INFORMATION SHOWN:
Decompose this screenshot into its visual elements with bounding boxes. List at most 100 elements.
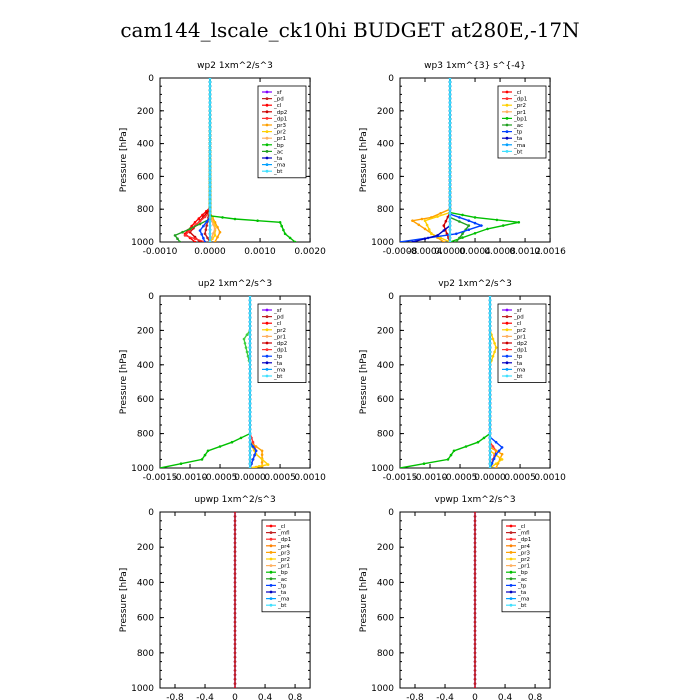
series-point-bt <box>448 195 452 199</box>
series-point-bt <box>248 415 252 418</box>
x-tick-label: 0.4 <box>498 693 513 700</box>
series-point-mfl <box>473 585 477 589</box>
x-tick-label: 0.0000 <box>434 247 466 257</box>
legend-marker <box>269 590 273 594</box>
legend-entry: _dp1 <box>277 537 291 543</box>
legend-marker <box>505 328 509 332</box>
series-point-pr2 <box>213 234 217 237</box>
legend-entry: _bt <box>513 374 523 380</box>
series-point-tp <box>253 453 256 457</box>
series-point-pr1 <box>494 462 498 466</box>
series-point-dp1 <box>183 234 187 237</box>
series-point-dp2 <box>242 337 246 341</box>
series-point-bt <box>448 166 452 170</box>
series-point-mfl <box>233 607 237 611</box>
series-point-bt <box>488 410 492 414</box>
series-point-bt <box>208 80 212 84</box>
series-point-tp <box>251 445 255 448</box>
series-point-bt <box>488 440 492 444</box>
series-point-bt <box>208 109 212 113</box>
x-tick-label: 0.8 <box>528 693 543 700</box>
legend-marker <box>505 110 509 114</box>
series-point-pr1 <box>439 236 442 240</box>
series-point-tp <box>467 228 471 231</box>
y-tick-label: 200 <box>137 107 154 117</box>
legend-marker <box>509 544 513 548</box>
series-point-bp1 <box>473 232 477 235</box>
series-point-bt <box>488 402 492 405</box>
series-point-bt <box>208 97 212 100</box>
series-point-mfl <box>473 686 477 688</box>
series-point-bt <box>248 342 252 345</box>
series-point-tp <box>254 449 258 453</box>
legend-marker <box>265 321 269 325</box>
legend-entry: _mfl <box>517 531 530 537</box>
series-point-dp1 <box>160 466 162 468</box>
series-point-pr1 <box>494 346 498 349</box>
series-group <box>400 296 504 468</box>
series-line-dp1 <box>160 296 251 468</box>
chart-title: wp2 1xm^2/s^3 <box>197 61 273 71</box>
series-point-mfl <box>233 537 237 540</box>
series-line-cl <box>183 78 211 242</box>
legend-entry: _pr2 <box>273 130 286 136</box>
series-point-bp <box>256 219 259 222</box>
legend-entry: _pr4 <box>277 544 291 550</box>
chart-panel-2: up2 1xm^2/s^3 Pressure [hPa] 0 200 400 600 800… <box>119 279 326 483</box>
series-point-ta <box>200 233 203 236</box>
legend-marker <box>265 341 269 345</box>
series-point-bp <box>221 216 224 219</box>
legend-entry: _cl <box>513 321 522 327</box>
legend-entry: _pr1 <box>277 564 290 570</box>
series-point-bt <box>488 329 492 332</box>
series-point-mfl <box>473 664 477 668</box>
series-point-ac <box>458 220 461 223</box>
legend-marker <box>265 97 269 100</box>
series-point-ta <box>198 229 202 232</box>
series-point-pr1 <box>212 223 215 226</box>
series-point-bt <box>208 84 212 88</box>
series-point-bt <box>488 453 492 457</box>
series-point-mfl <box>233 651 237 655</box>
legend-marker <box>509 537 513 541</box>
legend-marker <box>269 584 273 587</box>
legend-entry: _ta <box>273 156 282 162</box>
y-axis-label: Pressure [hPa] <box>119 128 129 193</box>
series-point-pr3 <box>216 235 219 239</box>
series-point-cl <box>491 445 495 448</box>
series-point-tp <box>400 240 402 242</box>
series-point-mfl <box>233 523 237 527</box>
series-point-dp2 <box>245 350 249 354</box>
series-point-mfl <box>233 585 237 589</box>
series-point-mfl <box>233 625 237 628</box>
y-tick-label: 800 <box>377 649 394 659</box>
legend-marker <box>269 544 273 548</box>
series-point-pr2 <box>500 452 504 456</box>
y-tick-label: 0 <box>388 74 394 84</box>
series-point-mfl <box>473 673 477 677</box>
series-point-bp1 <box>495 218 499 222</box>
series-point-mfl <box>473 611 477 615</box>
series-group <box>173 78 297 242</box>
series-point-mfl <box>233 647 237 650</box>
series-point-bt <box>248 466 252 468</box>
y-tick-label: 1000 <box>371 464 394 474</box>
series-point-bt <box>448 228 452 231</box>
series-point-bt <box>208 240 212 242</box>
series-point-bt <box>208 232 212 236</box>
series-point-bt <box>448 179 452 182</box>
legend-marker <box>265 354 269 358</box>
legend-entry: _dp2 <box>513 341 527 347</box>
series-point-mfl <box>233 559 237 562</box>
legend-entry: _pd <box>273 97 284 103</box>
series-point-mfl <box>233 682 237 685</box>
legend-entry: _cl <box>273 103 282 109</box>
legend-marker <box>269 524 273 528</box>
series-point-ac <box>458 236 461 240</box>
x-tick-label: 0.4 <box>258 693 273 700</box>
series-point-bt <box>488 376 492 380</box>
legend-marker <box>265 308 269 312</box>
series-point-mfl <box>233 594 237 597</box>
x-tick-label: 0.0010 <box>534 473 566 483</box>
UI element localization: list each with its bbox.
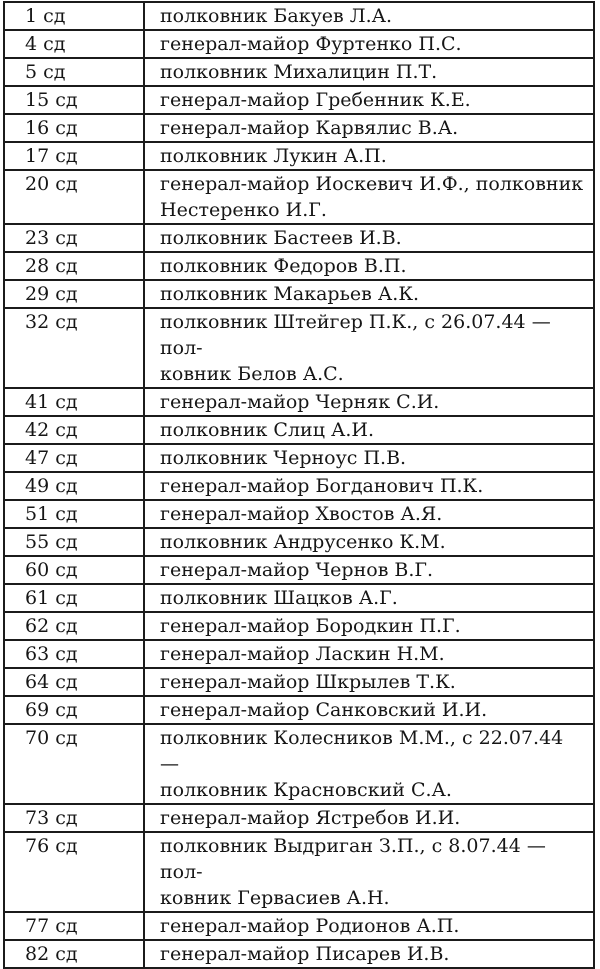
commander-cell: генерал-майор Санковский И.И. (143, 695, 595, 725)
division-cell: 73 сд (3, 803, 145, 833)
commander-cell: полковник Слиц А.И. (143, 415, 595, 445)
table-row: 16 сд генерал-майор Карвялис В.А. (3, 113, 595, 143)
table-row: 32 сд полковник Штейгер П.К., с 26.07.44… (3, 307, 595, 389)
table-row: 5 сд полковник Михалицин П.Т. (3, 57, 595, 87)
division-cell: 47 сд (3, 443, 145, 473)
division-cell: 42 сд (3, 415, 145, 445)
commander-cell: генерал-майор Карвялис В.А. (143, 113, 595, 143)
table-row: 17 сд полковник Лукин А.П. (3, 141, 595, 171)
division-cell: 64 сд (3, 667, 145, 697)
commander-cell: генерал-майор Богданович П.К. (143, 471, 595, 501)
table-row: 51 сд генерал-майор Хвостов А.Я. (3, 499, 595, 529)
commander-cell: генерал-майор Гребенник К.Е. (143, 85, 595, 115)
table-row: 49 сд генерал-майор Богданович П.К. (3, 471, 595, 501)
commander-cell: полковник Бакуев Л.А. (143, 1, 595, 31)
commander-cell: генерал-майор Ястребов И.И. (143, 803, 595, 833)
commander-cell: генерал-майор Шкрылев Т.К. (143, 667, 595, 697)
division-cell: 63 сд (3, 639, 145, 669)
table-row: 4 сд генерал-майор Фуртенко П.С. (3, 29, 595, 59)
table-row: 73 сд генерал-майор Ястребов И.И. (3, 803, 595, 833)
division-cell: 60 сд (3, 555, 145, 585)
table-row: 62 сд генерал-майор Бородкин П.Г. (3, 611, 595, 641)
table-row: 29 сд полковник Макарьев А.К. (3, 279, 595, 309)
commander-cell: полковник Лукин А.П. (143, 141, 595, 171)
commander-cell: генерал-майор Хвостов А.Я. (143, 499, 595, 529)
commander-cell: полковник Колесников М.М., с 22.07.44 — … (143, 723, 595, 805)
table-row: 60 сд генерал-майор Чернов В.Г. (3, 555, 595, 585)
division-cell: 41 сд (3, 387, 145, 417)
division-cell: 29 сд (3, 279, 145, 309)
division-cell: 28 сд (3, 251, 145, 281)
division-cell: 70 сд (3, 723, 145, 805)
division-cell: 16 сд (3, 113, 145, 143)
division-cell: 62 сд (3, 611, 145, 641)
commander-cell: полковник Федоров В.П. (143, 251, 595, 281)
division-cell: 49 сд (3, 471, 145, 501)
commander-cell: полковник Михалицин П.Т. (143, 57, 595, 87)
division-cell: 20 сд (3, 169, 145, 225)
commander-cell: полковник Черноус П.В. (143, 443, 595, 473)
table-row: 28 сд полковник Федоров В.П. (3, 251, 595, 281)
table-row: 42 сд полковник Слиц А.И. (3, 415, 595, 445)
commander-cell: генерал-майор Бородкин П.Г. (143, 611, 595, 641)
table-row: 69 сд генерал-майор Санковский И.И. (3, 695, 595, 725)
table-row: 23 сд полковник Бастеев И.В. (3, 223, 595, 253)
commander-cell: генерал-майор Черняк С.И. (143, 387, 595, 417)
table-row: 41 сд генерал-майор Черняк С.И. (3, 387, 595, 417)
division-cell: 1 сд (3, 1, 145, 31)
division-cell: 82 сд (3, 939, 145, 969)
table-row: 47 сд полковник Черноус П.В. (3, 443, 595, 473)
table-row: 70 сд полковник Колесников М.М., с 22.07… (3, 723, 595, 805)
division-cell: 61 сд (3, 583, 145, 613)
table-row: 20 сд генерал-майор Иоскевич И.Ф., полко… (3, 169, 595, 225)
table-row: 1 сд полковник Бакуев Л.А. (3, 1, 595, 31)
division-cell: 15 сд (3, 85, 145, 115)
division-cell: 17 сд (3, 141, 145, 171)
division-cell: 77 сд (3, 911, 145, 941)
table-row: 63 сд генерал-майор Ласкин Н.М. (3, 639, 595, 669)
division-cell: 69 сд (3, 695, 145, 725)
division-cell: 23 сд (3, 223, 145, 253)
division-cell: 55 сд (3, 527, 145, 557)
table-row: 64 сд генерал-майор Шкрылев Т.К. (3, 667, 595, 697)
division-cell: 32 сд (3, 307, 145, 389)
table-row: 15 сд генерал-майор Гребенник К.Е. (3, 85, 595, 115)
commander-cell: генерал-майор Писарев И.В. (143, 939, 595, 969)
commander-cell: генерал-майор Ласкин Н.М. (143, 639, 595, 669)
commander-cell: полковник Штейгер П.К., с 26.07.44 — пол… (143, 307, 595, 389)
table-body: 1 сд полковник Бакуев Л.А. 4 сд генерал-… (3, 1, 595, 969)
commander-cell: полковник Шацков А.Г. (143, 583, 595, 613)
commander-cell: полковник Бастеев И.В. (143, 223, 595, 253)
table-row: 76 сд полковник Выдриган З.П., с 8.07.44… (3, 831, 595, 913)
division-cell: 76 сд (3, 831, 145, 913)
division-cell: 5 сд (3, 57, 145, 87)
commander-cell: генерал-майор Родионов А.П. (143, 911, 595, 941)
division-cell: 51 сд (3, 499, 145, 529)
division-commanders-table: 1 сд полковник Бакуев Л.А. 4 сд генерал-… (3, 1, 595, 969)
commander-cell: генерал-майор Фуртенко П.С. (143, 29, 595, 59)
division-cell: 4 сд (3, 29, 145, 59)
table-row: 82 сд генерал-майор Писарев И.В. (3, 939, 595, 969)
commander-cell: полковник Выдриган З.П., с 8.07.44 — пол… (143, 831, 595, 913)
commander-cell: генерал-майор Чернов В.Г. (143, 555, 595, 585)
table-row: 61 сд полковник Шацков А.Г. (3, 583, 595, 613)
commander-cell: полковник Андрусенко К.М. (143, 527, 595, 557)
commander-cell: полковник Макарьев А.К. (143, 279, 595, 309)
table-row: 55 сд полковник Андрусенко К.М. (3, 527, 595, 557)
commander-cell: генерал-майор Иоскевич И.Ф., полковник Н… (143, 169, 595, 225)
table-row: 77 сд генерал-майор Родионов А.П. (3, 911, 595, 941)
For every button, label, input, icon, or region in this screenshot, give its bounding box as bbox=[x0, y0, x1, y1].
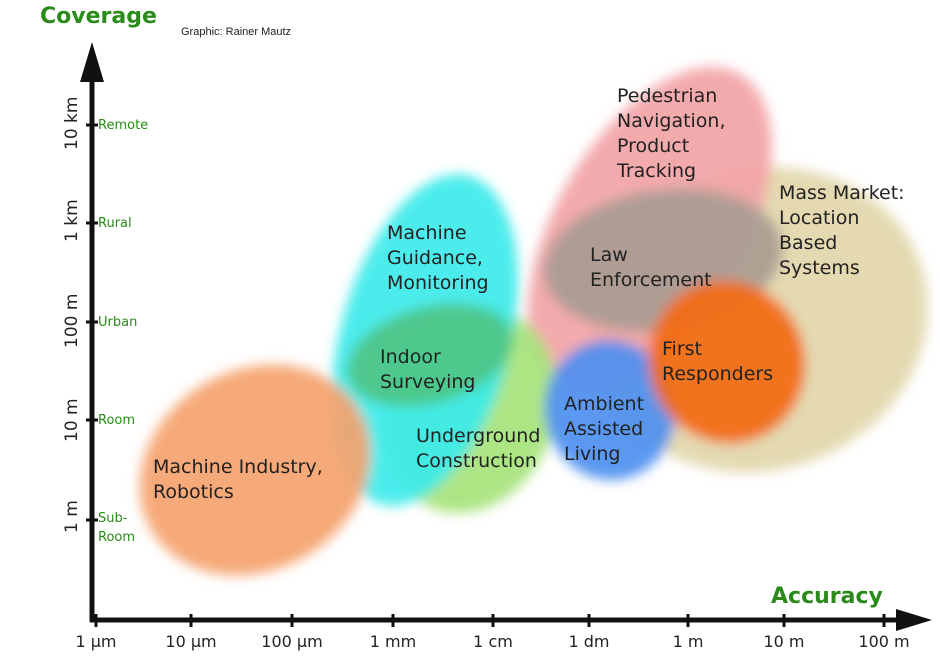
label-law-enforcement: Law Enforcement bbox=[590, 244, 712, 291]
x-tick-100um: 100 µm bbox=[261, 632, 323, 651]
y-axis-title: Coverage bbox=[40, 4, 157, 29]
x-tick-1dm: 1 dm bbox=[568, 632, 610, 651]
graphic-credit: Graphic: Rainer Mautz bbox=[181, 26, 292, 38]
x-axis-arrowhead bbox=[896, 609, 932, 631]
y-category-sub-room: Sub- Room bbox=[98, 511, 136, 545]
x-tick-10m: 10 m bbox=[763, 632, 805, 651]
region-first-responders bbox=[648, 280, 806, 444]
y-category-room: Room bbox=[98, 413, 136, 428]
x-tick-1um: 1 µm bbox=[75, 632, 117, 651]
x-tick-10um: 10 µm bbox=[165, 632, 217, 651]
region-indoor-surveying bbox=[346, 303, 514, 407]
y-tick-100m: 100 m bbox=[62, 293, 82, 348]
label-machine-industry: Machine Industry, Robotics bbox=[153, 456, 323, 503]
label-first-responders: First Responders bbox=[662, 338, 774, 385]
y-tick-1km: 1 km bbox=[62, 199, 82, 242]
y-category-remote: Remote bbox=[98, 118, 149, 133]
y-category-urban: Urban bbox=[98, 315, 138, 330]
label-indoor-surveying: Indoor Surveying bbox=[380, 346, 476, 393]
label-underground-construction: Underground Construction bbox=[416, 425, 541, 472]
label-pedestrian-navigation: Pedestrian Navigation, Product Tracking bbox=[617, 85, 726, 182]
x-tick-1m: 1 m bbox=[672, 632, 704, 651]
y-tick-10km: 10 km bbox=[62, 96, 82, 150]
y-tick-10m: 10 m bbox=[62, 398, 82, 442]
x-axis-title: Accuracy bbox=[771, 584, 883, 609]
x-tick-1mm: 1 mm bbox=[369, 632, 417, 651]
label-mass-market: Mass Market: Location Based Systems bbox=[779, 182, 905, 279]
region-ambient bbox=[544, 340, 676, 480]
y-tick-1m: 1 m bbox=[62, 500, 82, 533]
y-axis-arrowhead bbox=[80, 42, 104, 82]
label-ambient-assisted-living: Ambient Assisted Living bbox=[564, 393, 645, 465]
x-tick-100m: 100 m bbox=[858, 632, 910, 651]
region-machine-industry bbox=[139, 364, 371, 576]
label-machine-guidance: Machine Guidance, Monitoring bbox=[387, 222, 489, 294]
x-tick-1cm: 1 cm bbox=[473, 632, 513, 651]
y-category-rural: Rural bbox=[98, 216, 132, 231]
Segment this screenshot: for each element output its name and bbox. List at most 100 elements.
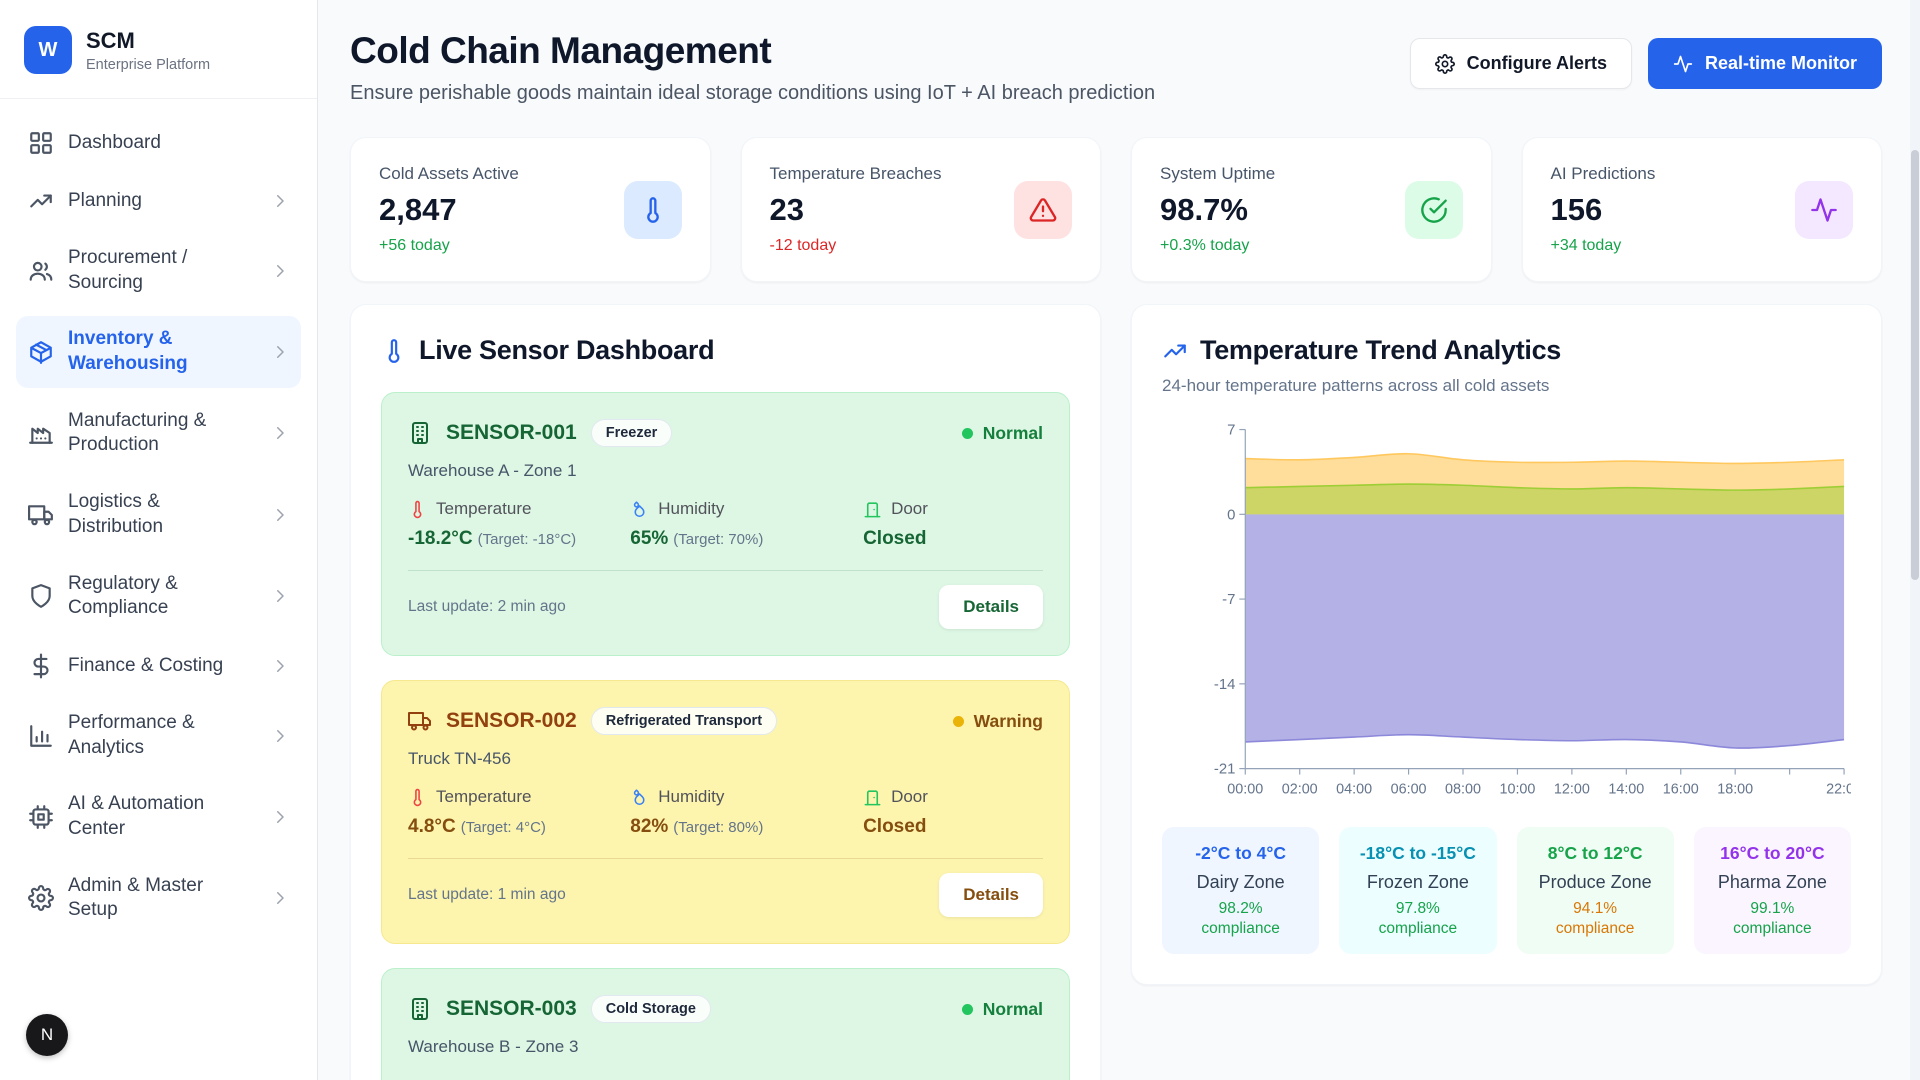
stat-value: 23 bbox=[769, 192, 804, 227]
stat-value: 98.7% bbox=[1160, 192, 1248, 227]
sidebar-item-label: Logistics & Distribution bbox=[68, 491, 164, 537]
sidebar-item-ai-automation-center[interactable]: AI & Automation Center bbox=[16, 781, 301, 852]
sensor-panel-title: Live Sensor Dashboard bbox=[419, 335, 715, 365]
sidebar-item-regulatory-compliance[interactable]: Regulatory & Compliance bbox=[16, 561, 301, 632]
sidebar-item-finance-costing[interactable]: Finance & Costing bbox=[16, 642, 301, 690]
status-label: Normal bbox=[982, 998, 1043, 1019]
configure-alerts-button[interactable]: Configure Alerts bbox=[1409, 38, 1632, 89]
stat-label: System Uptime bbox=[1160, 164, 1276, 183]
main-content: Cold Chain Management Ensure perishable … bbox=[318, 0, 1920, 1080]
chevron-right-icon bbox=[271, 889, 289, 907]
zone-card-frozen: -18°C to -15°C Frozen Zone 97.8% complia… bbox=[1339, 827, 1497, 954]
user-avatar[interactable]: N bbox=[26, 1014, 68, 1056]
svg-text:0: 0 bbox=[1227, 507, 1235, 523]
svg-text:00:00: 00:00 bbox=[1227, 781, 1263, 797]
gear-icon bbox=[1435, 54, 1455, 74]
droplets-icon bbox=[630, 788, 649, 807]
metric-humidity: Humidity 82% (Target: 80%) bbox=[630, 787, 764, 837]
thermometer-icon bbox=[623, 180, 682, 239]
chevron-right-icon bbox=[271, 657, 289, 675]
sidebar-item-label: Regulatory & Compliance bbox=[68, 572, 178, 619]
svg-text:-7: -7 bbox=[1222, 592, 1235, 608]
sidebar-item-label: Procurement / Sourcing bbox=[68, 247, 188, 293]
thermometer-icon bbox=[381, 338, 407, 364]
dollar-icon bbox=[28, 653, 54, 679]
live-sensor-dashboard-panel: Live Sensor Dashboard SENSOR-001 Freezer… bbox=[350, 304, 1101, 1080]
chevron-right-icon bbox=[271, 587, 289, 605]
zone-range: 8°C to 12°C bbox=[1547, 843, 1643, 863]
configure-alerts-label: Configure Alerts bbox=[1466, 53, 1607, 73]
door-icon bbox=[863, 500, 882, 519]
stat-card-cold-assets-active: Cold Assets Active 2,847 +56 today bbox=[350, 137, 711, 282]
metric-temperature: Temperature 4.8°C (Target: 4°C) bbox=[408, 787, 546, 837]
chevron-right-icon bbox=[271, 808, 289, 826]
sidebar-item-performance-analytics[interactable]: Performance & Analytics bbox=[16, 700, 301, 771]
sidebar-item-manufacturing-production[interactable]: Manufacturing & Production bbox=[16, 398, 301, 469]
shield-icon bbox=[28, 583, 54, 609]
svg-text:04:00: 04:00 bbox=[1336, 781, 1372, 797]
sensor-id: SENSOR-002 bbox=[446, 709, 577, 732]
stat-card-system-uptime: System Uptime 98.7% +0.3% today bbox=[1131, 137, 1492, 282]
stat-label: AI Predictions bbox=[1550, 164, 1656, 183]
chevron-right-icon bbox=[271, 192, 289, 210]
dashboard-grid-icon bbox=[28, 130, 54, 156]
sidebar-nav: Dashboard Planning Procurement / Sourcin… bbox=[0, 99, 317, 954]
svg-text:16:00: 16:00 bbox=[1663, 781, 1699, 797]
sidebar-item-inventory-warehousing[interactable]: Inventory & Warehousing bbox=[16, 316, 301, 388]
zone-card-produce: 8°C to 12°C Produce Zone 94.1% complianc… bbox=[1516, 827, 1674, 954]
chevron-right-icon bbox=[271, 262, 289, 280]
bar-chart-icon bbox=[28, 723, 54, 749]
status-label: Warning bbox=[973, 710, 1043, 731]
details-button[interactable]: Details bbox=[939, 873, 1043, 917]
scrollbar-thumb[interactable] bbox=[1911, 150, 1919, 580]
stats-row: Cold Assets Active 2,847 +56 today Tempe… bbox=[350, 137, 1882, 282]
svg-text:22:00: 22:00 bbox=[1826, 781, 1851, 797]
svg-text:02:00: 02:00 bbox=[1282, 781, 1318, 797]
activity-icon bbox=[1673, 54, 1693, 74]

WHAT IS BEING ASKED:
Please lay out the lines of the listing above as a numbered list, leaving out any blank lines: begin at the line that contains "commander-cell: генерал-майор Санковский" and stop after the line that contains "table-row: 29 сд".

TASK SOLUTION:
1. commander-cell: генерал-майор Санковский И.И. (143, 695, 595, 725)
2. division-cell: 73 сд (3, 803, 145, 833)
3. commander-cell: полковник Слиц А.И. (143, 415, 595, 445)
4. table-row: 16 сд генерал-майор Карвялис В.А. (3, 113, 595, 143)
5. table-row: 32 сд полковник Штейгер П.К., с 26.07.44… (3, 307, 595, 389)
6. table-row: 5 сд полковник Михалицин П.Т. (3, 57, 595, 87)
7. division-cell: 47 сд (3, 443, 145, 473)
8. division-cell: 42 сд (3, 415, 145, 445)
9. commander-cell: генерал-майор Карвялис В.А. (143, 113, 595, 143)
10. table-row: 17 сд полковник Лукин А.П. (3, 141, 595, 171)
11. division-cell: 64 сд (3, 667, 145, 697)
12. commander-cell: генерал-майор Богданович П.К. (143, 471, 595, 501)
13. table-row: 51 сд генерал-майор Хвостов А.Я. (3, 499, 595, 529)
14. commander-cell: генерал-майор Гребенник К.Е. (143, 85, 595, 115)
15. table-row: 49 сд генерал-майор Богданович П.К. (3, 471, 595, 501)
16. commander-cell: полковник Бакуев Л.А. (143, 1, 595, 31)
17. commander-cell: генерал-майор Ястребов И.И. (143, 803, 595, 833)
18. commander-cell: генерал-майор Шкрылев Т.К. (143, 667, 595, 697)
19. division-cell: 63 сд (3, 639, 145, 669)
20. table-row: 4 сд генерал-майор Фуртенко П.С. (3, 29, 595, 59)
21. table-row: 73 сд генерал-майор Ястребов И.И. (3, 803, 595, 833)
22. division-cell: 60 сд (3, 555, 145, 585)
23. table-row: 62 сд генерал-майор Бородкин П.Г. (3, 611, 595, 641)
24. table-row: 29 сд полковник Макарьев А.К. (3, 279, 595, 309)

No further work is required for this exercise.